Dataset entries:

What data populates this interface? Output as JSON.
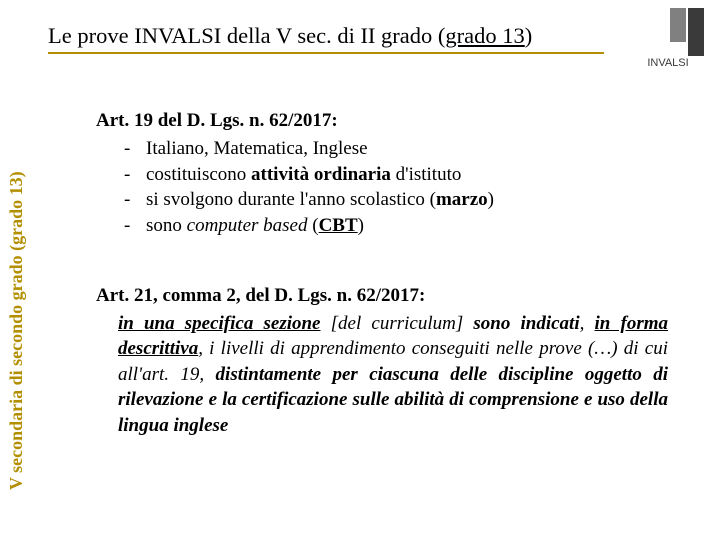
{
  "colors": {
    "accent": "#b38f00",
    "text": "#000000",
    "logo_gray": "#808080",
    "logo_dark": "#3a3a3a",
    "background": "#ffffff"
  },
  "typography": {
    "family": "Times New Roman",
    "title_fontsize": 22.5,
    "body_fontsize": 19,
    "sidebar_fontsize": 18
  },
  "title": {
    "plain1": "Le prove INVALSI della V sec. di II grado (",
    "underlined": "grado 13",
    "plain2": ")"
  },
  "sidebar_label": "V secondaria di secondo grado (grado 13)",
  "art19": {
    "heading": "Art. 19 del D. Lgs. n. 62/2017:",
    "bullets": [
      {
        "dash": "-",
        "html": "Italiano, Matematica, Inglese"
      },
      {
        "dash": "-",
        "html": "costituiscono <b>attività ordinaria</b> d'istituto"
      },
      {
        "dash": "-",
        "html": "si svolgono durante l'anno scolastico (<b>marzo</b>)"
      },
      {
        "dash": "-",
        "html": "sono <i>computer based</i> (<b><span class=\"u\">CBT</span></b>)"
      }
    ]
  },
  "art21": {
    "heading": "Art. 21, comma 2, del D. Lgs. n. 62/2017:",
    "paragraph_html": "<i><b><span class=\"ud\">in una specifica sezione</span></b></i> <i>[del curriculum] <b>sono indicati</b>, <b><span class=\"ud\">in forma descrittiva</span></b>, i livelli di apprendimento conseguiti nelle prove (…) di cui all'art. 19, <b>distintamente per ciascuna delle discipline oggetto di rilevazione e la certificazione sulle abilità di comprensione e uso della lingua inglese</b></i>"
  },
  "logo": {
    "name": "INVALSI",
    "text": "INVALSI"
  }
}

Request> Transcribe every line in the entries above, taking out only the images.

Answer below>
What data populates this interface? Output as JSON.
{
  "colors": {
    "accent": "#b38f00",
    "text": "#000000",
    "logo_gray": "#808080",
    "logo_dark": "#3a3a3a",
    "background": "#ffffff"
  },
  "typography": {
    "family": "Times New Roman",
    "title_fontsize": 22.5,
    "body_fontsize": 19,
    "sidebar_fontsize": 18
  },
  "title": {
    "plain1": "Le prove INVALSI della V sec. di II grado (",
    "underlined": "grado 13",
    "plain2": ")"
  },
  "sidebar_label": "V secondaria di secondo grado (grado 13)",
  "art19": {
    "heading": "Art. 19 del D. Lgs. n. 62/2017:",
    "bullets": [
      {
        "dash": "-",
        "html": "Italiano, Matematica, Inglese"
      },
      {
        "dash": "-",
        "html": "costituiscono <b>attività ordinaria</b> d'istituto"
      },
      {
        "dash": "-",
        "html": "si svolgono durante l'anno scolastico (<b>marzo</b>)"
      },
      {
        "dash": "-",
        "html": "sono <i>computer based</i> (<b><span class=\"u\">CBT</span></b>)"
      }
    ]
  },
  "art21": {
    "heading": "Art. 21, comma 2, del D. Lgs. n. 62/2017:",
    "paragraph_html": "<i><b><span class=\"ud\">in una specifica sezione</span></b></i> <i>[del curriculum] <b>sono indicati</b>, <b><span class=\"ud\">in forma descrittiva</span></b>, i livelli di apprendimento conseguiti nelle prove (…) di cui all'art. 19, <b>distintamente per ciascuna delle discipline oggetto di rilevazione e la certificazione sulle abilità di comprensione e uso della lingua inglese</b></i>"
  },
  "logo": {
    "name": "INVALSI",
    "text": "INVALSI"
  }
}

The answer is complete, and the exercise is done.